Saved data entries:

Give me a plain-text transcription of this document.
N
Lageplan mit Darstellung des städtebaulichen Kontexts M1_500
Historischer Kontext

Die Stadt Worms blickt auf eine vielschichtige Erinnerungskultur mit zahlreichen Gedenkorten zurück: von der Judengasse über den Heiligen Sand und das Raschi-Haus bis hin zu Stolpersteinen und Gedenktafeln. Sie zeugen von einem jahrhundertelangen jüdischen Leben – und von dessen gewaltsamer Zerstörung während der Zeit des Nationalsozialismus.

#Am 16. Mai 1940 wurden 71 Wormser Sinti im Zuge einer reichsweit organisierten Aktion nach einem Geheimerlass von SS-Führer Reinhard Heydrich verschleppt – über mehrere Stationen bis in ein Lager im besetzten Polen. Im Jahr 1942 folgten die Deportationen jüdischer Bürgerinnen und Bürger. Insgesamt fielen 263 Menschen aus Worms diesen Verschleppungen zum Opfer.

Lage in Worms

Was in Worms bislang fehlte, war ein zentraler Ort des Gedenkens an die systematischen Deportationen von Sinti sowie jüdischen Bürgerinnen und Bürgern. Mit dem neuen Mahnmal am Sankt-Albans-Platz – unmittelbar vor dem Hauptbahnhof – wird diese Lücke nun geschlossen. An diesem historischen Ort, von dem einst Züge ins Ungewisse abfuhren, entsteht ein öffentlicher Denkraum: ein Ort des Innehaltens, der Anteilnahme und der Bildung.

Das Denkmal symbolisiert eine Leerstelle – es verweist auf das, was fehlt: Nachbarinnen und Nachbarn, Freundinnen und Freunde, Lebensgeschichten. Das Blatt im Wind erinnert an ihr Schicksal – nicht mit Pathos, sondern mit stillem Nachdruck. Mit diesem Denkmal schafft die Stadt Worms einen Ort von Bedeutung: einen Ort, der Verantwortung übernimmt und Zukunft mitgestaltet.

▶ [Task]
Every line of the data above should be copied exactly.

▶ [The solution]
Give me a plain-text transcription of this document.
N
Lageplan mit Darstellung des städtebaulichen Kontexts M1_500
Historischer Kontext

Die Stadt Worms blickt auf eine vielschichtige Erinnerungskultur mit zahlreichen Gedenkorten zurück: von der Judengasse über den Heiligen Sand und das Raschi-Haus bis hin zu Stolpersteinen und Gedenktafeln. Sie zeugen von einem jahrhundertelangen jüdischen Leben – und von dessen gewaltsamer Zerstörung während der Zeit des Nationalsozialismus.

#Am 16. Mai 1940 wurden 71 Wormser Sinti im Zuge einer reichsweit organisierten Aktion nach einem Geheimerlass von SS-Führer Reinhard Heydrich verschleppt – über mehrere Stationen bis in ein Lager im besetzten Polen. Im Jahr 1942 folgten die Deportationen jüdischer Bürgerinnen und Bürger. Insgesamt fielen 263 Menschen aus Worms diesen Verschleppungen zum Opfer.

Lage in Worms

Was in Worms bislang fehlte, war ein zentraler Ort des Gedenkens an die systematischen Deportationen von Sinti sowie jüdischen Bürgerinnen und Bürgern. Mit dem neuen Mahnmal am Sankt-Albans-Platz – unmittelbar vor dem Hauptbahnhof – wird diese Lücke nun geschlossen. An diesem historischen Ort, von dem einst Züge ins Ungewisse abfuhren, entsteht ein öffentlicher Denkraum: ein Ort des Innehaltens, der Anteilnahme und der Bildung.

Das Denkmal symbolisiert eine Leerstelle – es verweist auf das, was fehlt: Nachbarinnen und Nachbarn, Freundinnen und Freunde, Lebensgeschichten. Das Blatt im Wind erinnert an ihr Schicksal – nicht mit Pathos, sondern mit stillem Nachdruck. Mit diesem Denkmal schafft die Stadt Worms einen Ort von Bedeutung: einen Ort, der Verantwortung übernimmt und Zukunft mitgestaltet.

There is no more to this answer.